Exercise directions ::
Return the listing below verbatim. Pictures do not belong in the copy.

Task data ::
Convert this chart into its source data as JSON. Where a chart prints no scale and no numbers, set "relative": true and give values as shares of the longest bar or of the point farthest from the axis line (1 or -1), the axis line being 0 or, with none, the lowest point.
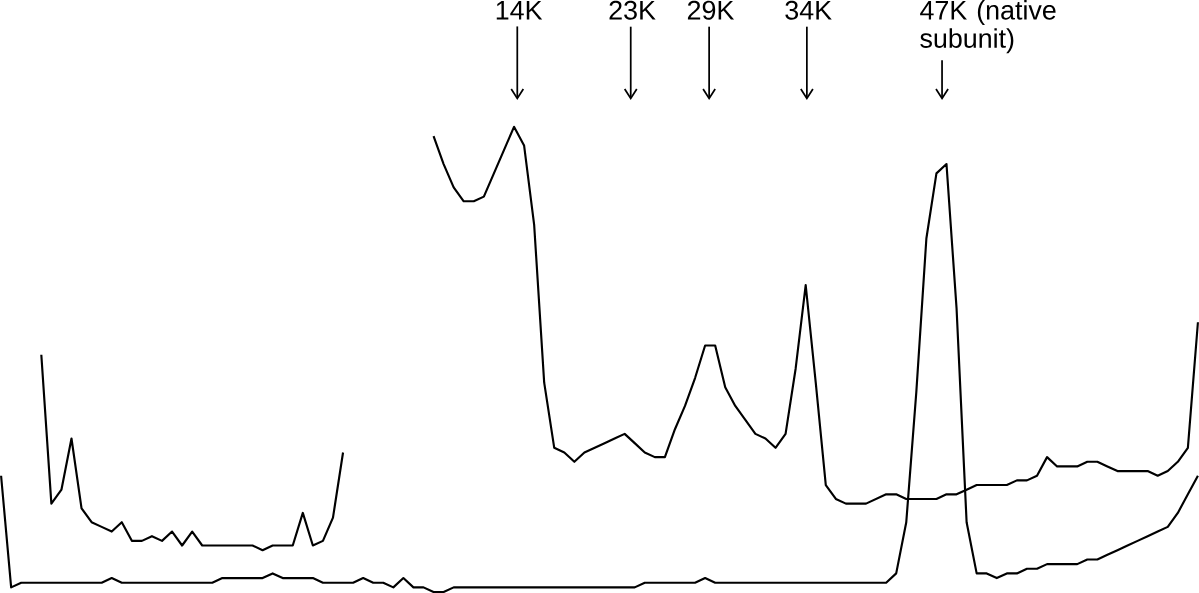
{
  "chart_data": {
    "type": "line",
    "relative": true,
    "categories": [
      null,
      null,
      null,
      null,
      null,
      null,
      null,
      null,
      null,
      null,
      null,
      null,
      null,
      null,
      null,
      null,
      null,
      null,
      null,
      null,
      null,
      null,
      null,
      null,
      null,
      null,
      null,
      null,
      null,
      null,
      null,
      null,
      null,
      null,
      null,
      null,
      null,
      null,
      null,
      null,
      null,
      null,
      null,
      null,
      null,
      null,
      null,
      null,
      null,
      null,
      null,
      null,
      null,
      null,
      null,
      null,
      null,
      null,
      null,
      null,
      null,
      null,
      null,
      null,
      null,
      null,
      null,
      null,
      null,
      null,
      null,
      null,
      null,
      null,
      null,
      null,
      null,
      null,
      null,
      null,
      null,
      null,
      null,
      null,
      null,
      null,
      null,
      null,
      null,
      null,
      null,
      null,
      null,
      null,
      null,
      null,
      null,
      null,
      null,
      null,
      null,
      null,
      null,
      null,
      null,
      null,
      null,
      null,
      null,
      null,
      null,
      null,
      null,
      null,
      null,
      null,
      null,
      null,
      null,
      null,
      null
    ],
    "annotations": [
      "14K",
      "23K",
      "29K",
      "34K",
      "47K (native subunit)"
    ],
    "series": [
      {
        "color": "#000000",
        "values": [
          null,
          0.25,
          0.01,
          0.02,
          0.02,
          0.02,
          0.02,
          0.02,
          0.02,
          0.02,
          0.02,
          0.02,
          0.03,
          0.02,
          0.02,
          0.02,
          0.02,
          0.02,
          0.02,
          0.02,
          0.02,
          0.02,
          0.02,
          0.03,
          0.03,
          0.03,
          0.03,
          0.03,
          0.04,
          0.03,
          0.03,
          0.03,
          0.03,
          0.02,
          0.02,
          0.02,
          0.02,
          0.03,
          0.02,
          0.02,
          0.01,
          0.03,
          0.01,
          0.01,
          0,
          0,
          0.01,
          0.01,
          0.01,
          0.01,
          0.01,
          0.01,
          0.01,
          0.01,
          0.01,
          0.01,
          0.01,
          0.01,
          0.01,
          0.01,
          0.01,
          0.01,
          0.01,
          0.01,
          0.01,
          0.02,
          0.02,
          0.02,
          0.02,
          0.02,
          0.02,
          0.03,
          0.02,
          0.02,
          0.02,
          0.02,
          0.02,
          0.02,
          0.02,
          0.02,
          0.02,
          0.02,
          0.02,
          0.02,
          0.02,
          0.02,
          0.02,
          0.02,
          0.02,
          0.02,
          0.04,
          0.15,
          0.43,
          0.76,
          0.9,
          0.92,
          0.61,
          0.15,
          0.04,
          0.04,
          0.03,
          0.04,
          0.04,
          0.05,
          0.05,
          0.06,
          0.06,
          0.06,
          0.06,
          0.07,
          0.07,
          0.08,
          0.09,
          0.1,
          0.11,
          0.12,
          0.13,
          0.14,
          0.17,
          0.21,
          0.25
        ]
      },
      {
        "color": "#000000",
        "values": [
          null,
          null,
          null,
          null,
          null,
          null,
          null,
          null,
          null,
          null,
          null,
          null,
          null,
          null,
          null,
          null,
          null,
          null,
          null,
          null,
          null,
          null,
          null,
          null,
          null,
          null,
          null,
          null,
          null,
          null,
          null,
          null,
          null,
          null,
          null,
          null,
          null,
          null,
          null,
          null,
          null,
          null,
          null,
          null,
          0.98,
          0.92,
          0.87,
          0.84,
          0.84,
          0.85,
          0.9,
          0.95,
          1,
          0.96,
          0.79,
          0.45,
          0.31,
          0.3,
          0.28,
          0.3,
          0.31,
          0.32,
          0.33,
          0.34,
          0.32,
          0.3,
          0.29,
          0.29,
          0.35,
          0.4,
          0.46,
          0.53,
          0.53,
          0.44,
          0.4,
          0.37,
          0.34,
          0.33,
          0.31,
          0.34,
          0.48,
          0.66,
          0.45,
          0.23,
          0.2,
          0.19,
          0.19,
          0.19,
          0.2,
          0.21,
          0.21,
          0.2,
          0.2,
          0.2,
          0.2,
          0.21,
          0.21,
          0.22,
          0.23,
          0.23,
          0.23,
          0.23,
          0.24,
          0.24,
          0.25,
          0.29,
          0.27,
          0.27,
          0.27,
          0.28,
          0.28,
          0.27,
          0.26,
          0.26,
          0.26,
          0.26,
          0.25,
          0.26,
          0.28,
          0.31,
          0.58
        ]
      },
      {
        "color": "#000000",
        "values": [
          null,
          null,
          null,
          null,
          null,
          0.51,
          0.19,
          0.22,
          0.33,
          0.18,
          0.15,
          0.14,
          0.13,
          0.15,
          0.11,
          0.11,
          0.12,
          0.11,
          0.13,
          0.1,
          0.13,
          0.1,
          0.1,
          0.1,
          0.1,
          0.1,
          0.1,
          0.09,
          0.1,
          0.1,
          0.1,
          0.17,
          0.1,
          0.11,
          0.16,
          0.3,
          null,
          null,
          null,
          null,
          null,
          null,
          null,
          null,
          null,
          null,
          null,
          null,
          null,
          null,
          null,
          null,
          null,
          null,
          null,
          null,
          null,
          null,
          null,
          null,
          null,
          null,
          null,
          null,
          null,
          null,
          null,
          null,
          null,
          null,
          null,
          null,
          null,
          null,
          null,
          null,
          null,
          null,
          null,
          null,
          null,
          null,
          null,
          null,
          null,
          null,
          null,
          null,
          null,
          null,
          null,
          null,
          null,
          null,
          null,
          null,
          null,
          null,
          null,
          null,
          null,
          null,
          null,
          null,
          null,
          null,
          null,
          null,
          null,
          null,
          null,
          null,
          null,
          null,
          null,
          null,
          null,
          null,
          null,
          null,
          null
        ]
      }
    ]
  }
}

Answer ::
Convert this chart into its source data as JSON. Where a chart prints no scale and no numbers, set "relative": true and give values as shares of the longest bar or of the point farthest from the axis line (1 or -1), the axis line being 0 or, with none, the lowest point.
{
  "chart_data": {
    "type": "line",
    "relative": true,
    "categories": [
      null,
      null,
      null,
      null,
      null,
      null,
      null,
      null,
      null,
      null,
      null,
      null,
      null,
      null,
      null,
      null,
      null,
      null,
      null,
      null,
      null,
      null,
      null,
      null,
      null,
      null,
      null,
      null,
      null,
      null,
      null,
      null,
      null,
      null,
      null,
      null,
      null,
      null,
      null,
      null,
      null,
      null,
      null,
      null,
      null,
      null,
      null,
      null,
      null,
      null,
      null,
      null,
      null,
      null,
      null,
      null,
      null,
      null,
      null,
      null,
      null,
      null,
      null,
      null,
      null,
      null,
      null,
      null,
      null,
      null,
      null,
      null,
      null,
      null,
      null,
      null,
      null,
      null,
      null,
      null,
      null,
      null,
      null,
      null,
      null,
      null,
      null,
      null,
      null,
      null,
      null,
      null,
      null,
      null,
      null,
      null,
      null,
      null,
      null,
      null,
      null,
      null,
      null,
      null,
      null,
      null,
      null,
      null,
      null,
      null,
      null,
      null,
      null,
      null,
      null,
      null,
      null,
      null,
      null,
      null,
      null
    ],
    "annotations": [
      "14K",
      "23K",
      "29K",
      "34K",
      "47K (native subunit)"
    ],
    "series": [
      {
        "color": "#000000",
        "values": [
          null,
          0.25,
          0.01,
          0.02,
          0.02,
          0.02,
          0.02,
          0.02,
          0.02,
          0.02,
          0.02,
          0.02,
          0.03,
          0.02,
          0.02,
          0.02,
          0.02,
          0.02,
          0.02,
          0.02,
          0.02,
          0.02,
          0.02,
          0.03,
          0.03,
          0.03,
          0.03,
          0.03,
          0.04,
          0.03,
          0.03,
          0.03,
          0.03,
          0.02,
          0.02,
          0.02,
          0.02,
          0.03,
          0.02,
          0.02,
          0.01,
          0.03,
          0.01,
          0.01,
          0,
          0,
          0.01,
          0.01,
          0.01,
          0.01,
          0.01,
          0.01,
          0.01,
          0.01,
          0.01,
          0.01,
          0.01,
          0.01,
          0.01,
          0.01,
          0.01,
          0.01,
          0.01,
          0.01,
          0.01,
          0.02,
          0.02,
          0.02,
          0.02,
          0.02,
          0.02,
          0.03,
          0.02,
          0.02,
          0.02,
          0.02,
          0.02,
          0.02,
          0.02,
          0.02,
          0.02,
          0.02,
          0.02,
          0.02,
          0.02,
          0.02,
          0.02,
          0.02,
          0.02,
          0.02,
          0.04,
          0.15,
          0.43,
          0.76,
          0.9,
          0.92,
          0.61,
          0.15,
          0.04,
          0.04,
          0.03,
          0.04,
          0.04,
          0.05,
          0.05,
          0.06,
          0.06,
          0.06,
          0.06,
          0.07,
          0.07,
          0.08,
          0.09,
          0.1,
          0.11,
          0.12,
          0.13,
          0.14,
          0.17,
          0.21,
          0.25
        ]
      },
      {
        "color": "#000000",
        "values": [
          null,
          null,
          null,
          null,
          null,
          null,
          null,
          null,
          null,
          null,
          null,
          null,
          null,
          null,
          null,
          null,
          null,
          null,
          null,
          null,
          null,
          null,
          null,
          null,
          null,
          null,
          null,
          null,
          null,
          null,
          null,
          null,
          null,
          null,
          null,
          null,
          null,
          null,
          null,
          null,
          null,
          null,
          null,
          null,
          0.98,
          0.92,
          0.87,
          0.84,
          0.84,
          0.85,
          0.9,
          0.95,
          1,
          0.96,
          0.79,
          0.45,
          0.31,
          0.3,
          0.28,
          0.3,
          0.31,
          0.32,
          0.33,
          0.34,
          0.32,
          0.3,
          0.29,
          0.29,
          0.35,
          0.4,
          0.46,
          0.53,
          0.53,
          0.44,
          0.4,
          0.37,
          0.34,
          0.33,
          0.31,
          0.34,
          0.48,
          0.66,
          0.45,
          0.23,
          0.2,
          0.19,
          0.19,
          0.19,
          0.2,
          0.21,
          0.21,
          0.2,
          0.2,
          0.2,
          0.2,
          0.21,
          0.21,
          0.22,
          0.23,
          0.23,
          0.23,
          0.23,
          0.24,
          0.24,
          0.25,
          0.29,
          0.27,
          0.27,
          0.27,
          0.28,
          0.28,
          0.27,
          0.26,
          0.26,
          0.26,
          0.26,
          0.25,
          0.26,
          0.28,
          0.31,
          0.58
        ]
      },
      {
        "color": "#000000",
        "values": [
          null,
          null,
          null,
          null,
          null,
          0.51,
          0.19,
          0.22,
          0.33,
          0.18,
          0.15,
          0.14,
          0.13,
          0.15,
          0.11,
          0.11,
          0.12,
          0.11,
          0.13,
          0.1,
          0.13,
          0.1,
          0.1,
          0.1,
          0.1,
          0.1,
          0.1,
          0.09,
          0.1,
          0.1,
          0.1,
          0.17,
          0.1,
          0.11,
          0.16,
          0.3,
          null,
          null,
          null,
          null,
          null,
          null,
          null,
          null,
          null,
          null,
          null,
          null,
          null,
          null,
          null,
          null,
          null,
          null,
          null,
          null,
          null,
          null,
          null,
          null,
          null,
          null,
          null,
          null,
          null,
          null,
          null,
          null,
          null,
          null,
          null,
          null,
          null,
          null,
          null,
          null,
          null,
          null,
          null,
          null,
          null,
          null,
          null,
          null,
          null,
          null,
          null,
          null,
          null,
          null,
          null,
          null,
          null,
          null,
          null,
          null,
          null,
          null,
          null,
          null,
          null,
          null,
          null,
          null,
          null,
          null,
          null,
          null,
          null,
          null,
          null,
          null,
          null,
          null,
          null,
          null,
          null,
          null,
          null,
          null,
          null
        ]
      }
    ]
  }
}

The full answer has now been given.